TASKS AND EXERCISES:
1. List every distinct username that posts in the aquarium lighting thread below.
2. Please reproduce a passage of the aquarium lighting thread word for word, beginning at the words "Also, the girl" and stopping after "grass carpet plant.".

EXCERPTED TEXT:
┌────────
# Coralife T5 dual strip (dayglo, 10k) for 10 gal planted?



## BettaBeats (Jan 14, 2010)

Hey everyone,

I have my tank set up for cycling but I am stuck as to what light set up I'm going to use. It's a 10 gal, planted shrimp tank. Well, it will be planted and have shrimp eventually.

I have a T5 Coralife Dual Strip 24" light fixture at my parents.
THIS ONE: http://www.bigalsonline.ca/BigAlsCA...0/cl0/coralifefwt5aqualightdoublestriplight24

Would this provide adequate lighting for mid-level light plants?

It would be great if it would allow me to propagate a nice carpet plant.

Any ideas?


----------



## jon021 (May 19, 2009)

BettaBeats said:


> Hey everyone,
> 
> I have my tank set up for cycling but I am stuck as to what light set up I'm going to use. It's a 10 gal, planted shrimp tank. Well, it will be planted and have shrimp eventually.
> 
> ...


Thats the same light i'm looking at for my 10 gal planted. It'll give you 28 watts over a 10 gal, so that should be enough light for a carpet depending on what type of plants you're going to use. I'm personally going to use marsilea sp., similar to glosso but requires less light, its a bit difficult to come by but i know menageries has some. You'll definitely have to dose co2 and ferts, otherwise the algae will go crazy.


----------



## Byronicle (Apr 18, 2009)

10 000 kelvin??? thats for saltwater

what you want is something close to 6700 kelvin


----------



## souldct (Nov 26, 2009)

acrually anywhere between 5000k and 10000k is ok for planted tank. Just gives a different tint to your tank.


----------



## BettaBeats (Jan 14, 2010)

Byronicle said:


> 10 000 kelvin??? thats for saltwater
> 
> what you want is something close to 6700 kelvin


it is 6700k. I was mistaken, as the light is at my parents and I am in Toronto. 
Brother is bringing it up to Toronto on Tuesday.

I went into menagerie and they have a tonne of bunch plants and stem plants, but they are out of marsilea sp. I found some christmas moss that I have had a fascination for a few months now, it will be a challenge to re-start it seeing as it's browned out. However, It has a great filament look that appeals to me.

Also, the girl at Menagerie mentioned a pygmy chain sword Echinodorus ....... the ...'s mean I misheard the second part. So if anyone can help me. It is a straight pygmy grass carpet plant.

*EDIT: It is Echinodorus Tenellus. *


----------
└────────
DATA SHOWN:
┌────────
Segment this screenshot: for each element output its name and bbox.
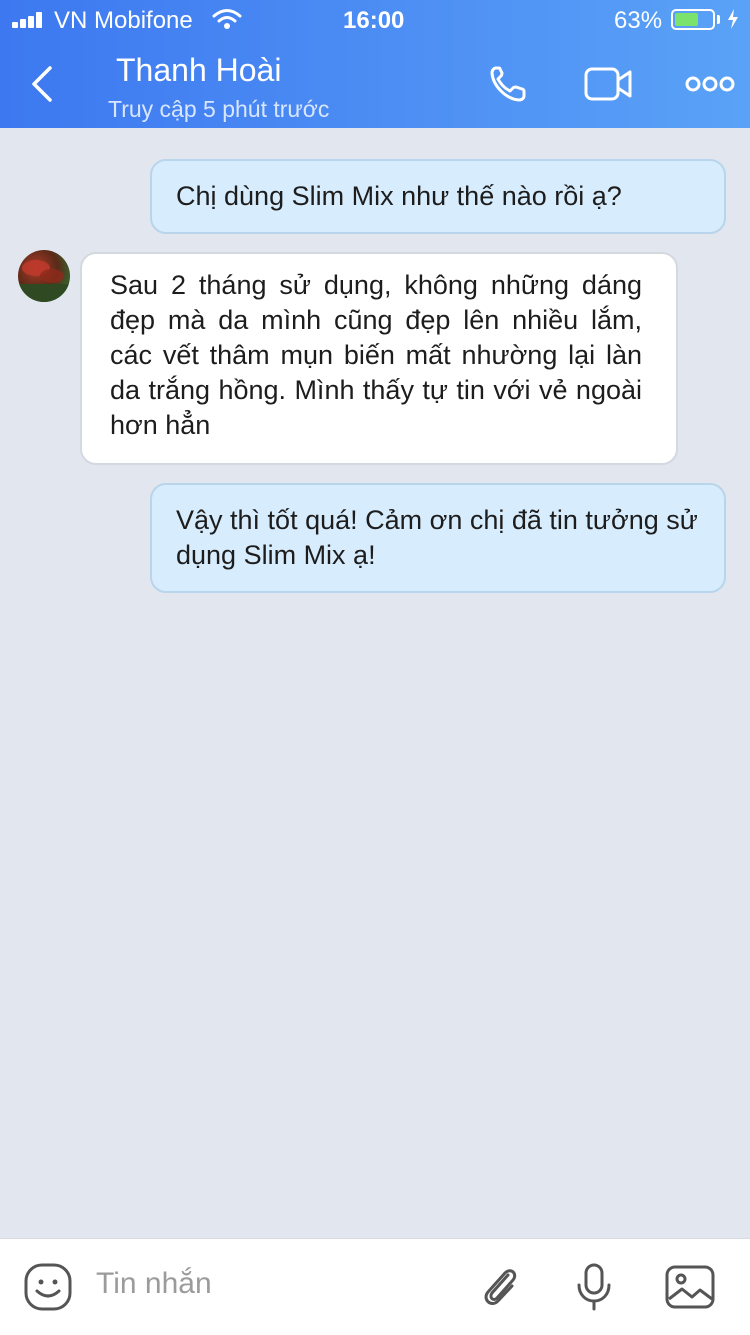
microphone-icon xyxy=(577,1263,611,1311)
battery-level xyxy=(675,13,698,26)
signal-strength-icon xyxy=(12,12,48,28)
sticker-button[interactable] xyxy=(22,1261,74,1313)
video-call-button[interactable] xyxy=(580,60,636,108)
avatar[interactable] xyxy=(18,250,70,302)
sticker-face-icon xyxy=(24,1263,72,1311)
chat-area[interactable]: Chị dùng Slim Mix như thế nào rồi ạ? Sau… xyxy=(0,128,750,1238)
message-input[interactable]: Tin nhắn xyxy=(96,1267,212,1301)
message-bubble-outgoing[interactable]: Chị dùng Slim Mix như thế nào rồi ạ? xyxy=(150,159,726,234)
battery-cap xyxy=(717,15,720,24)
battery-icon xyxy=(671,9,715,30)
charging-icon xyxy=(728,9,738,29)
avatar-image xyxy=(18,260,70,302)
more-options-button[interactable] xyxy=(682,60,738,108)
send-image-button[interactable] xyxy=(664,1261,716,1313)
carrier-name: VN Mobifone xyxy=(54,7,193,34)
message-bubble-outgoing[interactable]: Vậy thì tốt quá! Cảm ơn chị đã tin tưởng… xyxy=(150,483,726,593)
image-icon xyxy=(665,1265,715,1309)
message-bubble-incoming[interactable]: Sau 2 tháng sử dụng, không những dáng đẹ… xyxy=(80,252,678,465)
chevron-left-icon xyxy=(32,66,52,102)
status-bar: VN Mobifone 16:00 63% xyxy=(0,0,750,40)
message-composer: Tin nhắn xyxy=(0,1238,750,1335)
video-camera-icon xyxy=(584,67,632,101)
voice-call-button[interactable] xyxy=(484,60,540,108)
status-time: 16:00 xyxy=(343,7,405,34)
more-dots-icon xyxy=(685,76,735,92)
paperclip-icon xyxy=(484,1269,517,1306)
voice-message-button[interactable] xyxy=(568,1261,620,1313)
last-seen-status: Truy cập 5 phút trước xyxy=(108,96,330,122)
back-button[interactable] xyxy=(22,60,66,108)
attach-button[interactable] xyxy=(474,1261,526,1313)
battery-percent: 63% xyxy=(614,7,663,34)
chat-header: VN Mobifone 16:00 63% Thanh Hoài Truy cậ… xyxy=(0,0,750,128)
contact-name[interactable]: Thanh Hoài xyxy=(116,52,281,89)
wifi-icon xyxy=(212,9,242,29)
phone-icon xyxy=(490,66,526,102)
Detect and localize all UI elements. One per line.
└────────
ANSWERS IN ORDER:
1.
BettaBeats
jon021
Byronicle
souldct

2.
Also, the girl at Menagerie mentioned a pygmy chain sword Echinodorus ....... the ...'s mean I misheard the second part. So if anyone can help me. It is a straight pygmy grass carpet plant.